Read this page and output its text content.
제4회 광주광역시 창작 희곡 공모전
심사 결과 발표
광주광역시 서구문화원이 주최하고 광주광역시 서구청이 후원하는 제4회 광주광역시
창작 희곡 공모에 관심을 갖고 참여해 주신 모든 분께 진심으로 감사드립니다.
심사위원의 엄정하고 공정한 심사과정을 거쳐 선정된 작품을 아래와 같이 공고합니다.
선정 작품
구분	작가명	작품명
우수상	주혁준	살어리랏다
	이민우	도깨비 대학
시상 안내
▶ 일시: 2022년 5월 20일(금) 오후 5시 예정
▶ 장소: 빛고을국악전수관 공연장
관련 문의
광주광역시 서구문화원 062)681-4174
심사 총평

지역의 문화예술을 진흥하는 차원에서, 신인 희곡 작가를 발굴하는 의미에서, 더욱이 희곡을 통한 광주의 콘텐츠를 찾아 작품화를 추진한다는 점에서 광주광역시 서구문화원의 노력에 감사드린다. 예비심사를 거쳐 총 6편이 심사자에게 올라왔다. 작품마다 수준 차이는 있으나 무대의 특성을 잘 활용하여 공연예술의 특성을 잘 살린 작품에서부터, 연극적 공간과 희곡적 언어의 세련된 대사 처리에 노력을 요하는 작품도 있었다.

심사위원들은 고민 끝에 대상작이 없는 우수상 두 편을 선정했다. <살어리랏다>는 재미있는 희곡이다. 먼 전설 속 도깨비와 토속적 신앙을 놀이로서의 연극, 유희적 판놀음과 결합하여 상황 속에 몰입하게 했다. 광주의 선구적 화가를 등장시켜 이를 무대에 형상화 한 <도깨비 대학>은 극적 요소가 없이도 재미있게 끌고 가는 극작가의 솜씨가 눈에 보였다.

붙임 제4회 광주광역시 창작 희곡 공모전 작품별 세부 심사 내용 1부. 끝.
#####
• **EXERCISE INSTRUCTIONS**
Copy each line of the records above that carries the word "광주광역시".

• **SOLUTION TO THE EXERCISE**
제4회 광주광역시 창작 희곡 공모전
광주광역시 서구문화원이 주최하고 광주광역시 서구청이 후원하는 제4회 광주광역시
광주광역시 서구문화원 062)681-4174
지역의 문화예술을 진흥하는 차원에서, 신인 희곡 작가를 발굴하는 의미에서, 더욱이 희곡을 통한 광주의 콘텐츠를 찾아 작품화를 추진한다는 점에서 광주광역시 서구문화원의 노력에 감사드린다. 예비심사를 거쳐 총 6편이 심사자에게 올라왔다. 작품마다 수준 차이는 있으나 무대의 특성을 잘 활용하여 공연예술의 특성을 잘 살린 작품에서부터, 연극적 공간과 희곡적 언어의 세련된 대사 처리에 노력을 요하는 작품도 있었다.
붙임 제4회 광주광역시 창작 희곡 공모전 작품별 세부 심사 내용 1부. 끝.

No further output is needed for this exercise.